**발췌 본문**
○ ○ ○ ○
[통계] 회귀분석

2024. 1. 12. 18:07Data Science/Study 자료

회귀분석의 정의

하나 또는 그이상의 독립변수들이 종속변수의 미치는 영향을 주정할 수 있는 통계 기법

 

독립변수의 갯수가 하나 : 단순 선형 회귀분석

독립변수의 갯수가 두개 이상 : 다중 회귀분석

 

종속변수 : 영향을 받는 변수

독립변수 : 영향을 주는 변수

 


나는 그래프를 통해서 이해를 했는데 글보다 그게 더 편했다 .

종속변수를 y에 두고 독립변수를 x에 두어, x값이 y값에게 영향을 미치는 것을 분석하는것으로 이해를 하였다.

실제 값들을 살펴보면 기울기나 절편, p-value, 결정계수등 수치로 이해를 해야하는 경우가 많았기 때문이다.

 

 

 

단순선형회귀분석

최소제곱법으로 기울기와 절편을 구하여 그래프상에 표시할수 있다.

중요한건 최소제곱법이 쓰인다는것을 인지하고 결과값은 코드를 통해 전달되기때문에 과정이 크게 중요하게 느껴지지 않았다.

그리고 회귀계수들이 유의미한지 판단을 내리는게 더욱 신경써야할 부분이다.

 

회귀분석에서 검토사항

p-value값이 0.05보다 작으면 해당 회귀계수는 통계적으로 유의미 하다고 볼 수 있다.

결정계수가 1에 가까울수록 설명력이 높다. (%확률로 이해 하면 편함)

  •   설명력은 모델이 종속 변수의 변동을 얼마나 잘 설명하고 있는지를 나타낸다.
  •   여러개의 회귀식이 나올땐 결정계수를 보고 가장 높은 회귀식을 선택한다.

 

 

다중선형회귀분석

귀무가설 : 각 회귀계수의 기울기는 0이다. = 회귀를 할 이유가없음, x값에따라 y가 변하지않는경우

대립가설 : 적어도 한 개의 독립변수 회귀계수의 기울기는 0이 아니다.

 

회귀계수의 유의성

회귀계수 t통계량을 통해 확인한다.

모든 회귀계수의 유의성이 통계적으로 검증이 되어야 선택된 변수들의 조합으로 모형을 확인할 수 있다.
○ ○ ○ ○
**제공 자료**
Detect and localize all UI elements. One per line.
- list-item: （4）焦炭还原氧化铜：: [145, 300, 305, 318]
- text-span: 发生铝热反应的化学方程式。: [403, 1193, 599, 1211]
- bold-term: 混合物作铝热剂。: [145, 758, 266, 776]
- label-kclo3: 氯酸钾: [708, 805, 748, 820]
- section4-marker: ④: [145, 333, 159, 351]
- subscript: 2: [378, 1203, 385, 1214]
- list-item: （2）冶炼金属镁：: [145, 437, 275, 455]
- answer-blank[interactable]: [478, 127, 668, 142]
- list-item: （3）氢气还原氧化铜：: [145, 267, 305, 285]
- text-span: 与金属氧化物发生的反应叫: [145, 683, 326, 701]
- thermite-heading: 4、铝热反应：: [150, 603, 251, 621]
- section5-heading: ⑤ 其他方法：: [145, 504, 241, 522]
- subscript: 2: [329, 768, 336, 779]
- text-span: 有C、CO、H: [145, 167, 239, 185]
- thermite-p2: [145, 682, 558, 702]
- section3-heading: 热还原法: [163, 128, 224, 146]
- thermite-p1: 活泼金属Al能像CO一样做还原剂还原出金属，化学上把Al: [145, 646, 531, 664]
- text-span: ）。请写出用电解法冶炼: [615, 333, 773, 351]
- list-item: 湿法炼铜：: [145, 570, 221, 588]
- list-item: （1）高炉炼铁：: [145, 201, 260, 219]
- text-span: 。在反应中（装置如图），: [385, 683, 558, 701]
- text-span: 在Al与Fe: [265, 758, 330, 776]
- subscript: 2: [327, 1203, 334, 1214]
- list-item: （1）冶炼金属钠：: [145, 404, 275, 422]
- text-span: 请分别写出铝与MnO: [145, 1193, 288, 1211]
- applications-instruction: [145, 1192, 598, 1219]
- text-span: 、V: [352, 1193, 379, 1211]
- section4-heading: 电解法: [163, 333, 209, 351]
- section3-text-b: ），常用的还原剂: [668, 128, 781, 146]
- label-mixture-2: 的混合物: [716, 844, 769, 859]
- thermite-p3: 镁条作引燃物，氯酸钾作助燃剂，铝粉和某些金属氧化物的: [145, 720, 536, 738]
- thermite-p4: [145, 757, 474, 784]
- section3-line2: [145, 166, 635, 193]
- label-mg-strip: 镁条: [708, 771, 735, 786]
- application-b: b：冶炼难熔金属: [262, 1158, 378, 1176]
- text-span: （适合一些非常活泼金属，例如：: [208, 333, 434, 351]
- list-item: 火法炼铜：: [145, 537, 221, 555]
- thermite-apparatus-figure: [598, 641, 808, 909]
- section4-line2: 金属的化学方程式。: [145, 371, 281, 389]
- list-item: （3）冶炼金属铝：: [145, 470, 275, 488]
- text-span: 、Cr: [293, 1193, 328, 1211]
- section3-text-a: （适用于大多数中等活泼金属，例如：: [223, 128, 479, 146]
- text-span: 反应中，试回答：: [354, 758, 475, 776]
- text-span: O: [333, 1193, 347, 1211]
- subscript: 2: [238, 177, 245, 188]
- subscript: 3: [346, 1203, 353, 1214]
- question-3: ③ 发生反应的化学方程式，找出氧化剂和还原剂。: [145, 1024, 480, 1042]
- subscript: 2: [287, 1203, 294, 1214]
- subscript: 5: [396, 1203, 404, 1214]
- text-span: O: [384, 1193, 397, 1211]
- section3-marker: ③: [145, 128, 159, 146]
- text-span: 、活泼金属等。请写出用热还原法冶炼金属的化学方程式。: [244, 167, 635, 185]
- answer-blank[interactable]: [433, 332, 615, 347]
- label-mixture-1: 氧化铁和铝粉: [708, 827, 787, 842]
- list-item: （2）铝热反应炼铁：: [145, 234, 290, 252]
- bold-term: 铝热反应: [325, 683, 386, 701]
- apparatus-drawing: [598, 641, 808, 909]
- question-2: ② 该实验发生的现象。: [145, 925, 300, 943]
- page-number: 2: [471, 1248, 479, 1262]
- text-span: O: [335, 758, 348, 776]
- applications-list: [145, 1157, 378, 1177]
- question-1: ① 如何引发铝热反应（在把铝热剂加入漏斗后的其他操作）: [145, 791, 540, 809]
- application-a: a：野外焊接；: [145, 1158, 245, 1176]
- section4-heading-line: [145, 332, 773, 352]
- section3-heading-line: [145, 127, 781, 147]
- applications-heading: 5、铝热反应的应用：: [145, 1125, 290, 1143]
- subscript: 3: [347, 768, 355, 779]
○ ○ ○ ○
**수행할 과제**
(A) 회귀분석 본문을 바탕으로 다음 질문에 답하세요.
(i) 독립변수의 개수가 두 개 이상이면 무엇이라고 부르나요?
(ii) p-value가 어떤 값보다 작아야 해당 회귀계수가 통계적으로 유의미하다고 볼 수 있나요?
(iii) 회귀계수의 유의성은 무엇을 통해 확인하나요?
(B) 회귀분석 본문의 마지막 문장 뒤에 이어질 내용을 써 주세요.
위 자료는 이번 과제와 아무 관련이 없습니다.

**예상 답변**
(A)
(i) 다중 회귀분석
(ii) 0.05
(iii) 회귀계수 t통계량

(B)
tips데이터 불러오기

import seaborn as sns 
tips = sns.load_dataset('tips')
tips.head()

예시로 tips데이터를 보자.

 

 

pingouin 라이브러리 사용

import pingouin as pg
mod = pg.linear_regression(tips['total_bill'], tips['tip'])  # x축 y축
mod.round(2)

간단하게 팽귄 라이브러리를 통해서 coef(y절편, 기울기), t검정통계량, p-value, adj_r2(결정계수) 등을 쉽게 파악 할 수 있다.

 

 

statsmodels 라이브러리 사용

from statsmodels.formula.api import ols
import statsmodels.formula.api as smf
model = smf.ols(formula = 'tip ~ total_bill', data = tips).fit()
model.summary()

statsmodels라이브러리를 통해서도 확인이 가능하다.

마찬가지로 oef(y절편, 기울기), t검정통계량, p-value, adj_r2(결정계수) 등을 쉽게 파악 할 수 있다.

※기울기와 p-value값이 모호하게 나올때 가장 p-value가 높은것부터 지우고 다시 실행해보자!